--- Begin Stored rows ---

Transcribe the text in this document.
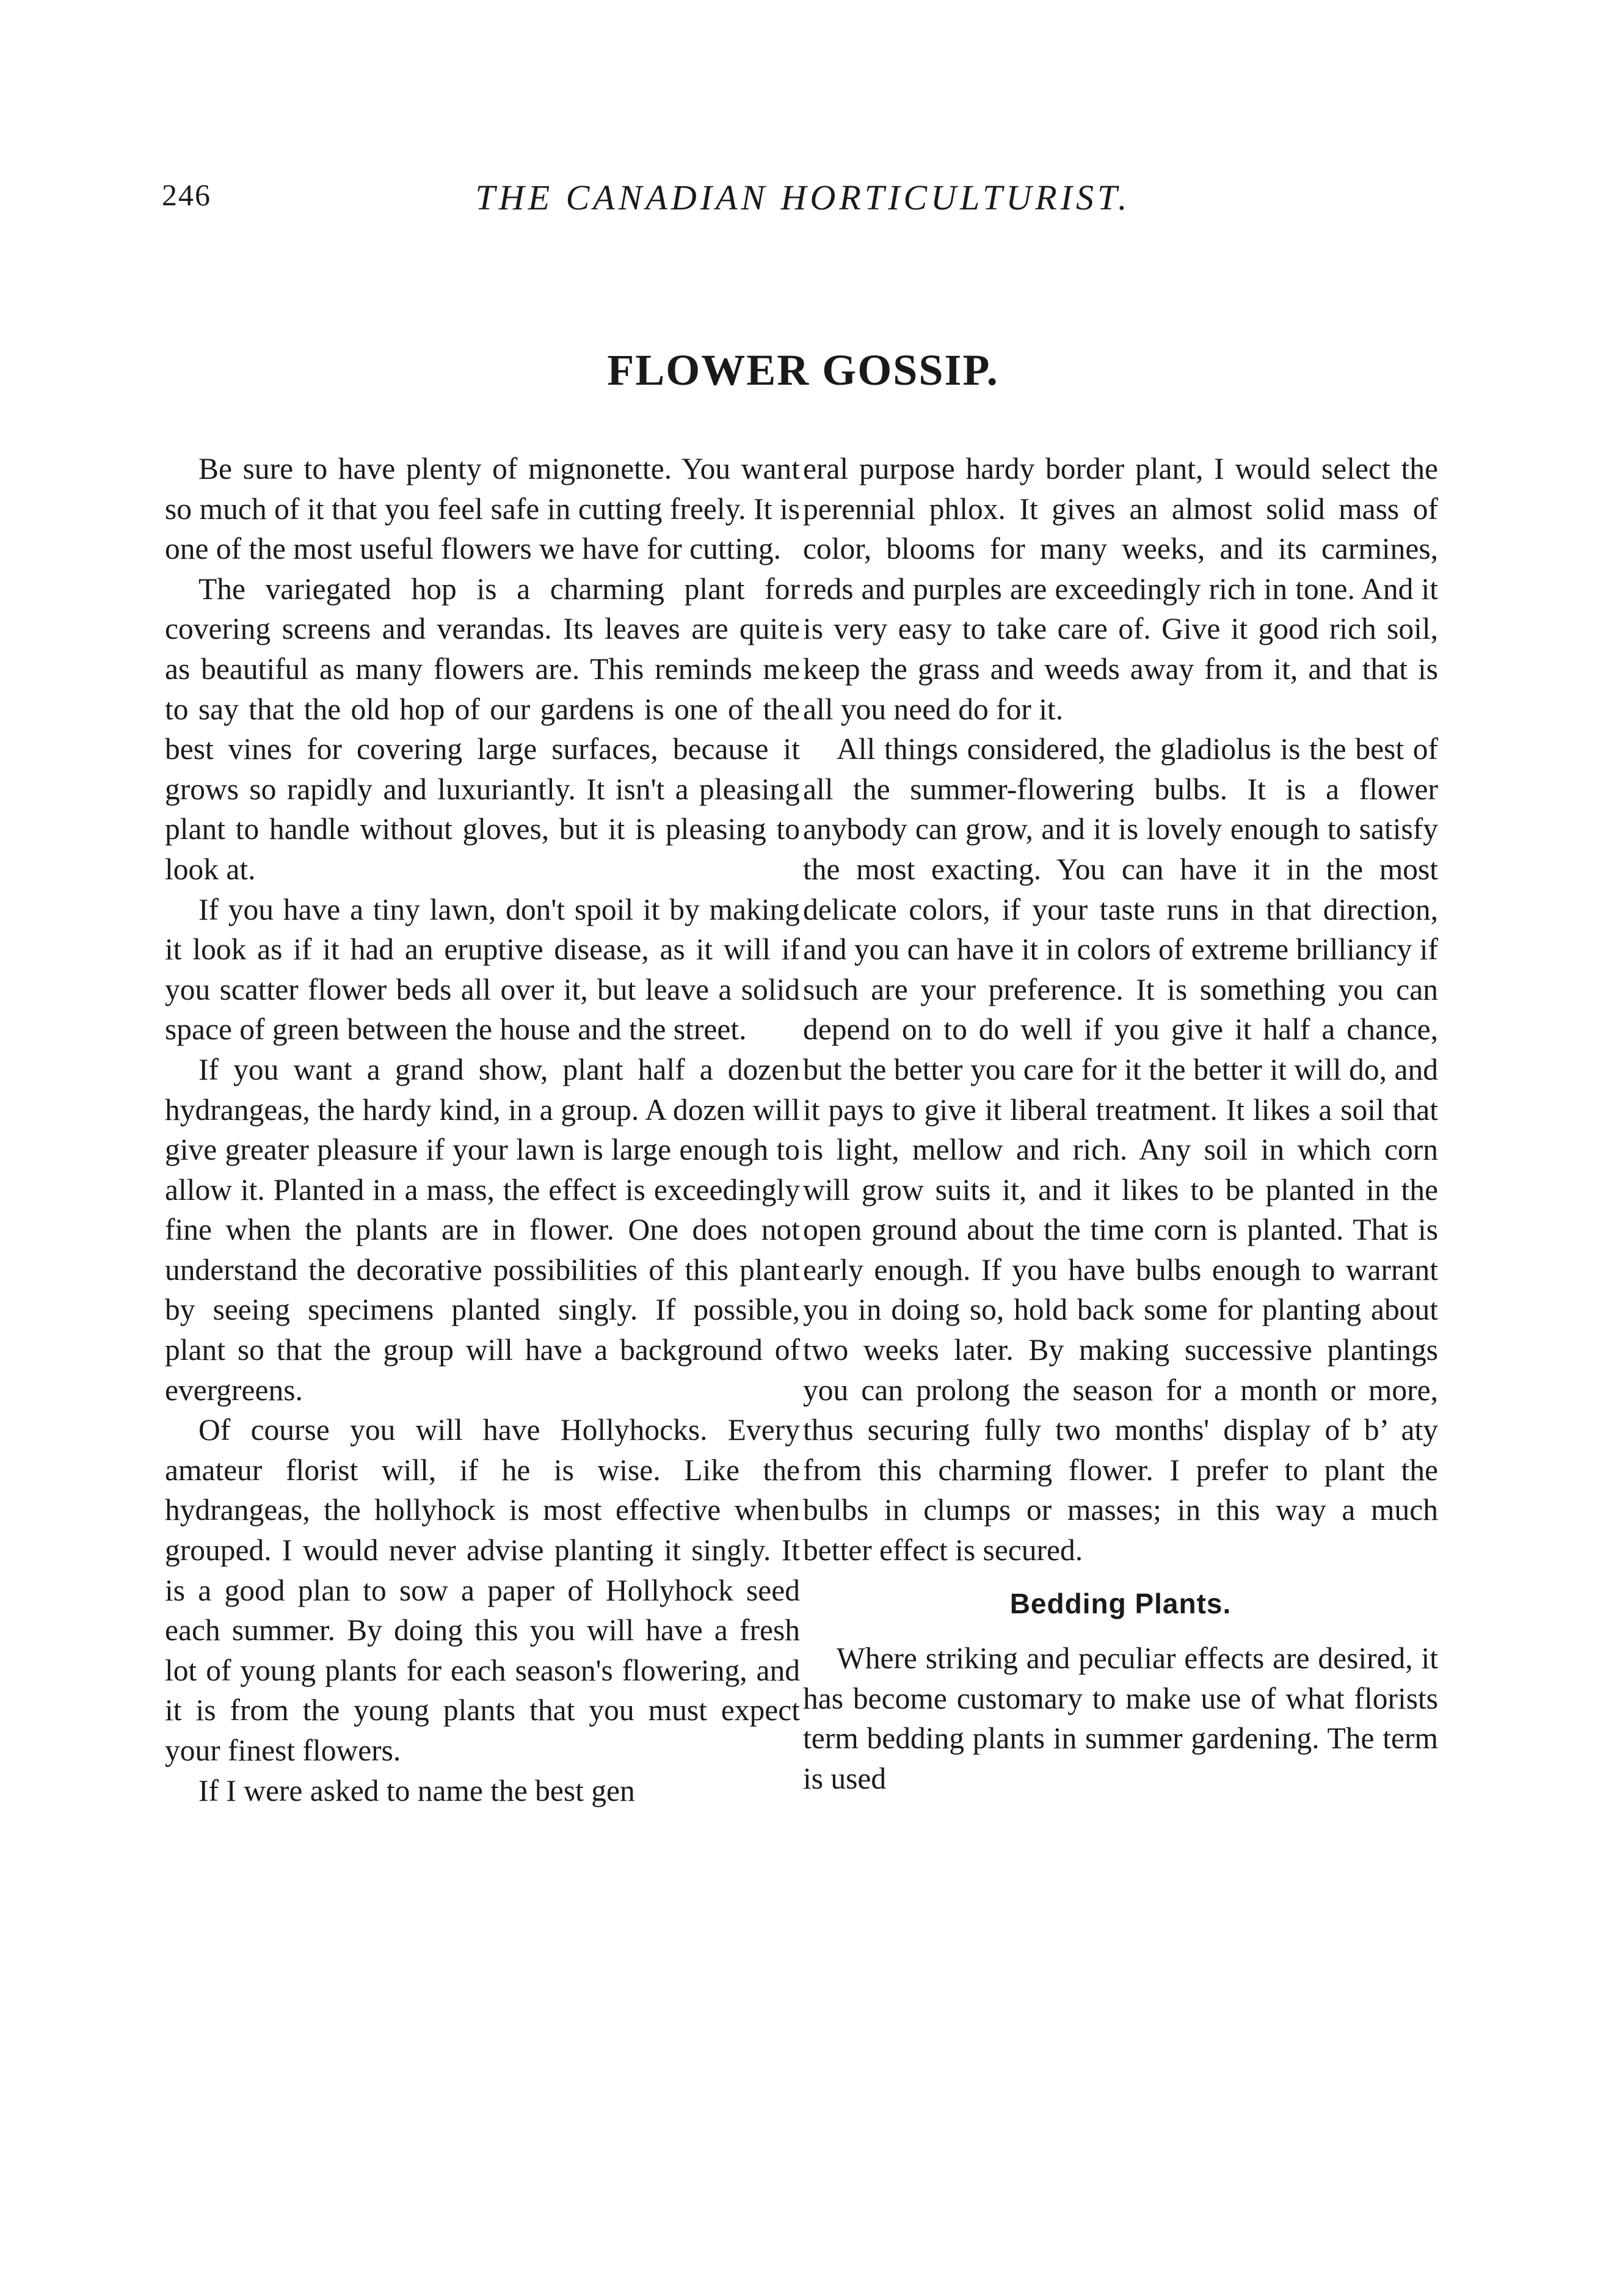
246	THE CANADIAN HORTICULTURIST.
FLOWER GOSSIP.

Be sure to have plenty of mignonette. You want so much of it that you feel safe in cutting freely. It is one of the most useful flowers we have for cutting.

The variegated hop is a charming plant for covering screens and verandas. Its leaves are quite as beautiful as many flowers are. This reminds me to say that the old hop of our gardens is one of the best vines for covering large surfaces, because it grows so rapidly and luxuriantly. It isn't a pleasing plant to handle without gloves, but it is pleasing to look at.

If you have a tiny lawn, don't spoil it by making it look as if it had an eruptive disease, as it will if you scatter flower beds all over it, but leave a solid space of green between the house and the street.

If you want a grand show, plant half a dozen hydrangeas, the hardy kind, in a group. A dozen will give greater pleasure if your lawn is large enough to allow it. Planted in a mass, the effect is exceedingly fine when the plants are in flower. One does not understand the decorative possibilities of this plant by seeing specimens planted singly. If possible, plant so that the group will have a background of evergreens.

Of course you will have Hollyhocks. Every amateur florist will, if he is wise. Like the hydrangeas, the hollyhock is most effective when grouped. I would never advise planting it singly. It is a good plan to sow a paper of Hollyhock seed each summer. By doing this you will have a fresh lot of young plants for each season's flowering, and it is from the young plants that you must expect your finest flowers.

If I were asked to name the best gen

eral purpose hardy border plant, I would select the perennial phlox. It gives an almost solid mass of color, blooms for many weeks, and its carmines, reds and purples are exceedingly rich in tone. And it is very easy to take care of. Give it good rich soil, keep the grass and weeds away from it, and that is all you need do for it.

All things considered, the gladiolus is the best of all the summer-flowering bulbs. It is a flower anybody can grow, and it is lovely enough to satisfy the most exacting. You can have it in the most delicate colors, if your taste runs in that direction, and you can have it in colors of extreme brilliancy if such are your preference. It is something you can depend on to do well if you give it half a chance, but the better you care for it the better it will do, and it pays to give it liberal treatment. It likes a soil that is light, mellow and rich. Any soil in which corn will grow suits it, and it likes to be planted in the open ground about the time corn is planted. That is early enough. If you have bulbs enough to warrant you in doing so, hold back some for planting about two weeks later. By making successive plantings you can prolong the season for a month or more, thus securing fully two months' display of b’ aty from this charming flower. I prefer to plant the bulbs in clumps or masses; in this way a much better effect is secured.

Bedding Plants.

Where striking and peculiar effects are desired, it has become customary to make use of what florists term bedding plants in summer gardening. The term is used
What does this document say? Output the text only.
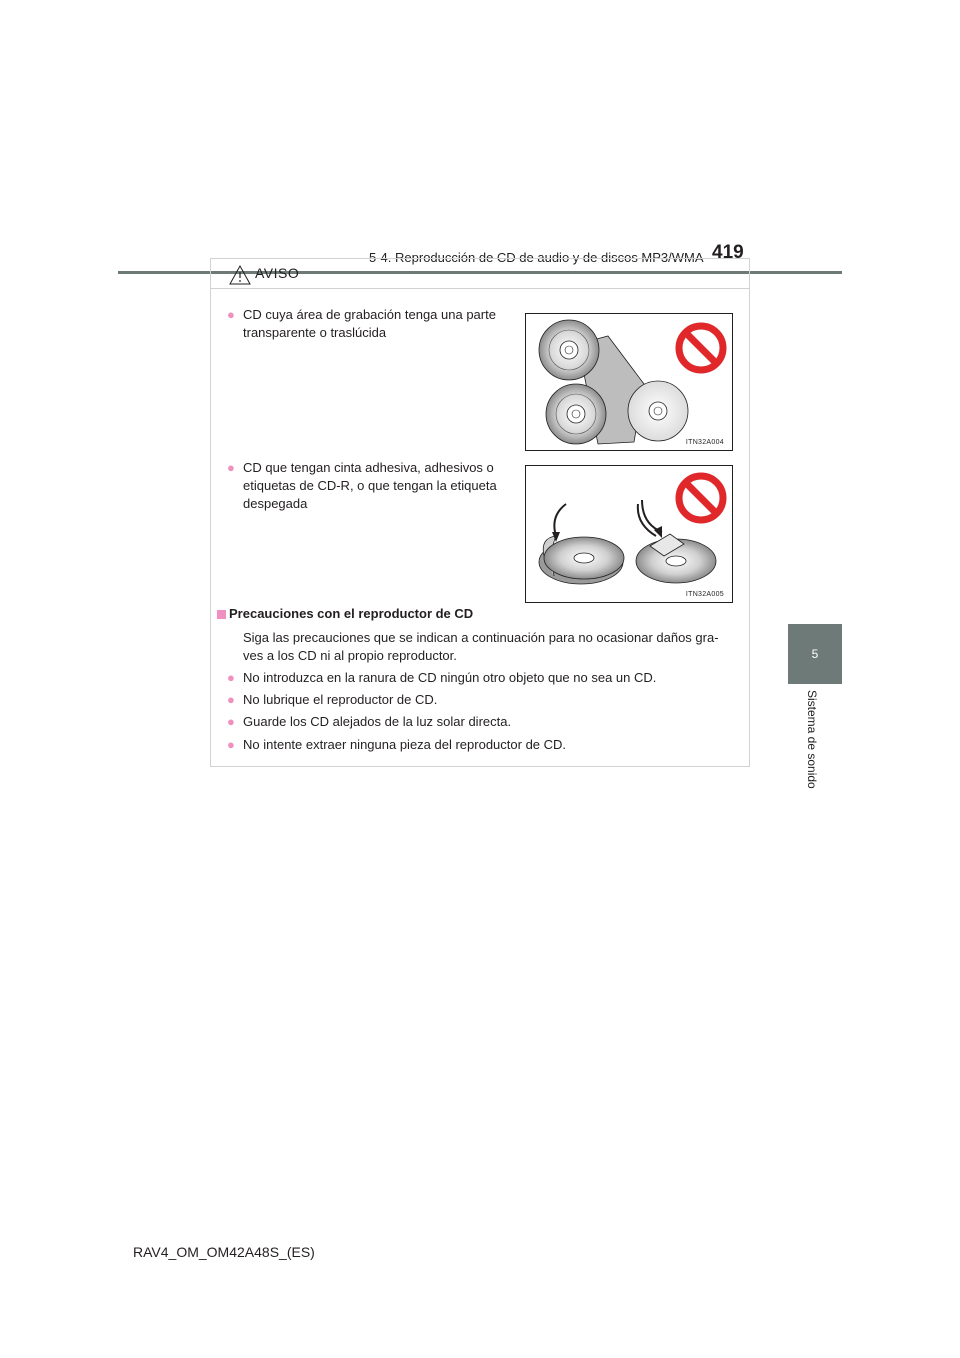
5-4. Reproducción de CD de audio y de discos MP3/WMA 419
5
Sistema de sonido
AVISO
● CD cuya área de grabación tenga una parte
transparente o traslúcida
ITN32A004
● CD que tengan cinta adhesiva, adhesivos o
etiquetas de CD-R, o que tengan la etiqueta
despegada
ITN32A005
Precauciones con el reproductor de CD
Siga las precauciones que se indican a continuación para no ocasionar daños gra-
ves a los CD ni al propio reproductor.
● No introduzca en la ranura de CD ningún otro objeto que no sea un CD.
● No lubrique el reproductor de CD.
● Guarde los CD alejados de la luz solar directa.
● No intente extraer ninguna pieza del reproductor de CD.
RAV4_OM_OM42A48S_(ES)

--- End Stored rows ---

#### Set problem
The listing above must be printed again exactly, minus its pictures.

#### Final result
Transcribe the text in this document.
246	THE CANADIAN HORTICULTURIST.
FLOWER GOSSIP.

Be sure to have plenty of mignonette. You want so much of it that you feel safe in cutting freely. It is one of the most useful flowers we have for cutting.

The variegated hop is a charming plant for covering screens and verandas. Its leaves are quite as beautiful as many flowers are. This reminds me to say that the old hop of our gardens is one of the best vines for covering large surfaces, because it grows so rapidly and luxuriantly. It isn't a pleasing plant to handle without gloves, but it is pleasing to look at.

If you have a tiny lawn, don't spoil it by making it look as if it had an eruptive disease, as it will if you scatter flower beds all over it, but leave a solid space of green between the house and the street.

If you want a grand show, plant half a dozen hydrangeas, the hardy kind, in a group. A dozen will give greater pleasure if your lawn is large enough to allow it. Planted in a mass, the effect is exceedingly fine when the plants are in flower. One does not understand the decorative possibilities of this plant by seeing specimens planted singly. If possible, plant so that the group will have a background of evergreens.

Of course you will have Hollyhocks. Every amateur florist will, if he is wise. Like the hydrangeas, the hollyhock is most effective when grouped. I would never advise planting it singly. It is a good plan to sow a paper of Hollyhock seed each summer. By doing this you will have a fresh lot of young plants for each season's flowering, and it is from the young plants that you must expect your finest flowers.

If I were asked to name the best gen

eral purpose hardy border plant, I would select the perennial phlox. It gives an almost solid mass of color, blooms for many weeks, and its carmines, reds and purples are exceedingly rich in tone. And it is very easy to take care of. Give it good rich soil, keep the grass and weeds away from it, and that is all you need do for it.

All things considered, the gladiolus is the best of all the summer-flowering bulbs. It is a flower anybody can grow, and it is lovely enough to satisfy the most exacting. You can have it in the most delicate colors, if your taste runs in that direction, and you can have it in colors of extreme brilliancy if such are your preference. It is something you can depend on to do well if you give it half a chance, but the better you care for it the better it will do, and it pays to give it liberal treatment. It likes a soil that is light, mellow and rich. Any soil in which corn will grow suits it, and it likes to be planted in the open ground about the time corn is planted. That is early enough. If you have bulbs enough to warrant you in doing so, hold back some for planting about two weeks later. By making successive plantings you can prolong the season for a month or more, thus securing fully two months' display of b’ aty from this charming flower. I prefer to plant the bulbs in clumps or masses; in this way a much better effect is secured.

Bedding Plants.

Where striking and peculiar effects are desired, it has become customary to make use of what florists term bedding plants in summer gardening. The term is used
What does this document say? Output the text only.
5-4. Reproducción de CD de audio y de discos MP3/WMA 419
5
Sistema de sonido
AVISO
● CD cuya área de grabación tenga una parte
transparente o traslúcida
ITN32A004
● CD que tengan cinta adhesiva, adhesivos o
etiquetas de CD-R, o que tengan la etiqueta
despegada
ITN32A005
Precauciones con el reproductor de CD
Siga las precauciones que se indican a continuación para no ocasionar daños gra-
ves a los CD ni al propio reproductor.
● No introduzca en la ranura de CD ningún otro objeto que no sea un CD.
● No lubrique el reproductor de CD.
● Guarde los CD alejados de la luz solar directa.
● No intente extraer ninguna pieza del reproductor de CD.
RAV4_OM_OM42A48S_(ES)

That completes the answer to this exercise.